■ RECORD SET ■
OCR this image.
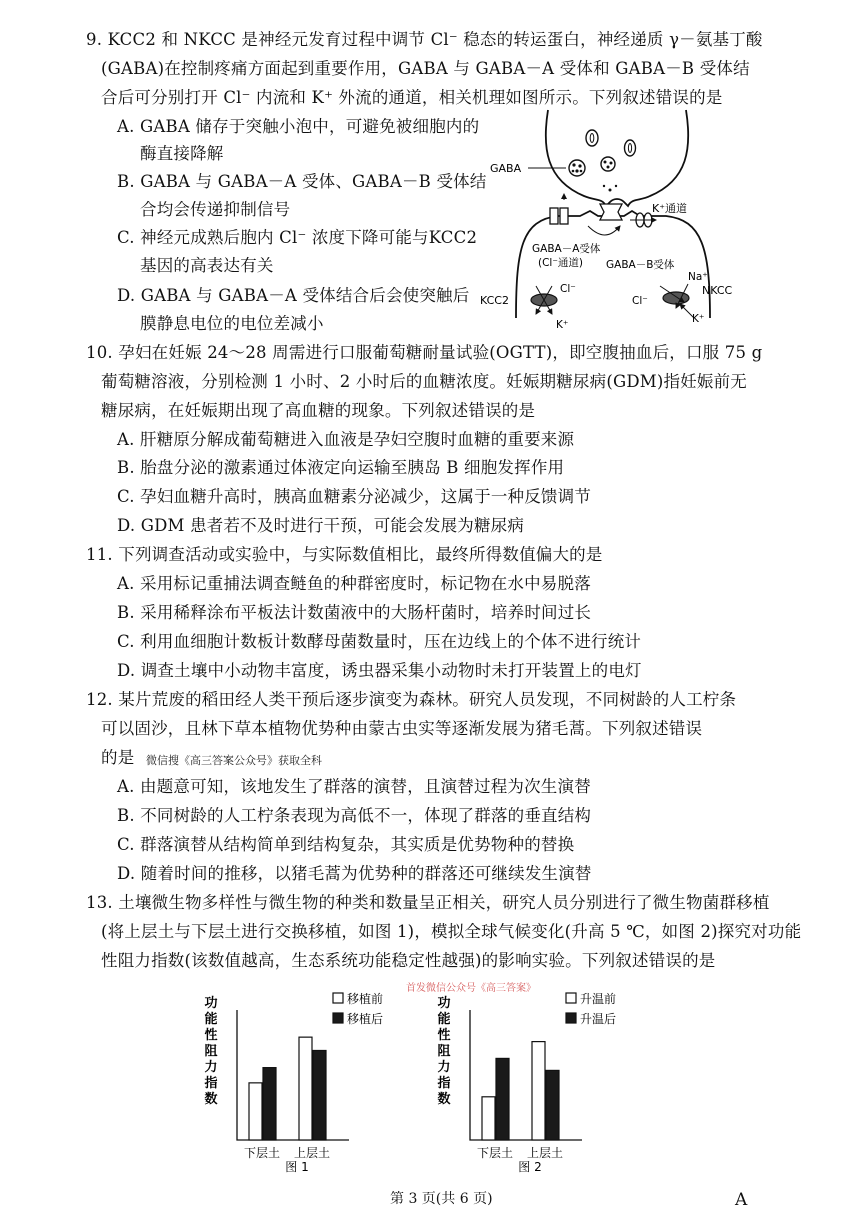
9. KCC2 和 NKCC 是神经元发育过程中调节 Cl⁻ 稳态的转运蛋白，神经递质 γ－氨基丁酸
(GABA)在控制疼痛方面起到重要作用，GABA 与 GABA－A 受体和 GABA－B 受体结
合后可分别打开 Cl⁻ 内流和 K⁺ 外流的通道，相关机理如图所示。下列叙述错误的是
A. GABA 储存于突触小泡中，可避免被细胞内的
酶直接降解
B. GABA 与 GABA－A 受体、GABA－B 受体结
合均会传递抑制信号
C. 神经元成熟后胞内 Cl⁻ 浓度下降可能与KCC2
基因的高表达有关
D. GABA 与 GABA－A 受体结合后会使突触后
膜静息电位的电位差减小
GABA
K⁺通道
GABA－A受体
(Cl⁻通道) GABA－B受体
KCC2
Cl⁻
K⁺
Na⁺
Cl⁻
K⁺
NKCC
10. 孕妇在妊娠 24～28 周需进行口服葡萄糖耐量试验(OGTT)，即空腹抽血后，口服 75 g
葡萄糖溶液，分别检测 1 小时、2 小时后的血糖浓度。妊娠期糖尿病(GDM)指妊娠前无
糖尿病，在妊娠期出现了高血糖的现象。下列叙述错误的是
A. 肝糖原分解成葡萄糖进入血液是孕妇空腹时血糖的重要来源
B. 胎盘分泌的激素通过体液定向运输至胰岛 B 细胞发挥作用
C. 孕妇血糖升高时，胰高血糖素分泌减少，这属于一种反馈调节
D. GDM 患者若不及时进行干预，可能会发展为糖尿病
11. 下列调查活动或实验中，与实际数值相比，最终所得数值偏大的是
A. 采用标记重捕法调查鲢鱼的种群密度时，标记物在水中易脱落
B. 采用稀释涂布平板法计数菌液中的大肠杆菌时，培养时间过长
C. 利用血细胞计数板计数酵母菌数量时，压在边线上的个体不进行统计
D. 调查土壤中小动物丰富度，诱虫器采集小动物时未打开装置上的电灯
12. 某片荒废的稻田经人类干预后逐步演变为森林。研究人员发现，不同树龄的人工柠条
可以固沙，且林下草本植物优势种由蒙古虫实等逐渐发展为猪毛蒿。下列叙述错误
的是 微信搜《高三答案公众号》获取全科
A. 由题意可知，该地发生了群落的演替，且演替过程为次生演替
B. 不同树龄的人工柠条表现为高低不一，体现了群落的垂直结构
C. 群落演替从结构简单到结构复杂，其实质是优势物种的替换
D. 随着时间的推移，以猪毛蒿为优势种的群落还可继续发生演替
13. 土壤微生物多样性与微生物的种类和数量呈正相关，研究人员分别进行了微生物菌群移植
(将上层土与下层土进行交换移植，如图 1)，模拟全球气候变化(升高 5 ℃，如图 2)探究对功能
性阻力指数(该数值越高，生态系统功能稳定性越强)的影响实验。下列叙述错误的是
首发微信公众号《高三答案》
功
能
性
阻
力
指
数
下层土 上层土
移植前
移植后
图 1
功
能
性
阻
力
指
数
下层土 上层土
升温前
升温后
图 2
第 3 页(共 6 页)	A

■ WRITTEN PROBLEM ■
Reproduce the full material exactly, excluding the pictures.

■ FINAL RESULT ■
OCR this image.
9. KCC2 和 NKCC 是神经元发育过程中调节 Cl⁻ 稳态的转运蛋白，神经递质 γ－氨基丁酸
(GABA)在控制疼痛方面起到重要作用，GABA 与 GABA－A 受体和 GABA－B 受体结
合后可分别打开 Cl⁻ 内流和 K⁺ 外流的通道，相关机理如图所示。下列叙述错误的是
A. GABA 储存于突触小泡中，可避免被细胞内的
酶直接降解
B. GABA 与 GABA－A 受体、GABA－B 受体结
合均会传递抑制信号
C. 神经元成熟后胞内 Cl⁻ 浓度下降可能与KCC2
基因的高表达有关
D. GABA 与 GABA－A 受体结合后会使突触后
膜静息电位的电位差减小
GABA
K⁺通道
GABA－A受体
(Cl⁻通道) GABA－B受体
KCC2
Cl⁻
K⁺
Na⁺
Cl⁻
K⁺
NKCC
10. 孕妇在妊娠 24～28 周需进行口服葡萄糖耐量试验(OGTT)，即空腹抽血后，口服 75 g
葡萄糖溶液，分别检测 1 小时、2 小时后的血糖浓度。妊娠期糖尿病(GDM)指妊娠前无
糖尿病，在妊娠期出现了高血糖的现象。下列叙述错误的是
A. 肝糖原分解成葡萄糖进入血液是孕妇空腹时血糖的重要来源
B. 胎盘分泌的激素通过体液定向运输至胰岛 B 细胞发挥作用
C. 孕妇血糖升高时，胰高血糖素分泌减少，这属于一种反馈调节
D. GDM 患者若不及时进行干预，可能会发展为糖尿病
11. 下列调查活动或实验中，与实际数值相比，最终所得数值偏大的是
A. 采用标记重捕法调查鲢鱼的种群密度时，标记物在水中易脱落
B. 采用稀释涂布平板法计数菌液中的大肠杆菌时，培养时间过长
C. 利用血细胞计数板计数酵母菌数量时，压在边线上的个体不进行统计
D. 调查土壤中小动物丰富度，诱虫器采集小动物时未打开装置上的电灯
12. 某片荒废的稻田经人类干预后逐步演变为森林。研究人员发现，不同树龄的人工柠条
可以固沙，且林下草本植物优势种由蒙古虫实等逐渐发展为猪毛蒿。下列叙述错误
的是 微信搜《高三答案公众号》获取全科
A. 由题意可知，该地发生了群落的演替，且演替过程为次生演替
B. 不同树龄的人工柠条表现为高低不一，体现了群落的垂直结构
C. 群落演替从结构简单到结构复杂，其实质是优势物种的替换
D. 随着时间的推移，以猪毛蒿为优势种的群落还可继续发生演替
13. 土壤微生物多样性与微生物的种类和数量呈正相关，研究人员分别进行了微生物菌群移植
(将上层土与下层土进行交换移植，如图 1)，模拟全球气候变化(升高 5 ℃，如图 2)探究对功能
性阻力指数(该数值越高，生态系统功能稳定性越强)的影响实验。下列叙述错误的是
首发微信公众号《高三答案》
功
能
性
阻
力
指
数
下层土 上层土
移植前
移植后
图 1
功
能
性
阻
力
指
数
下层土 上层土
升温前
升温后
图 2
第 3 页(共 6 页)	A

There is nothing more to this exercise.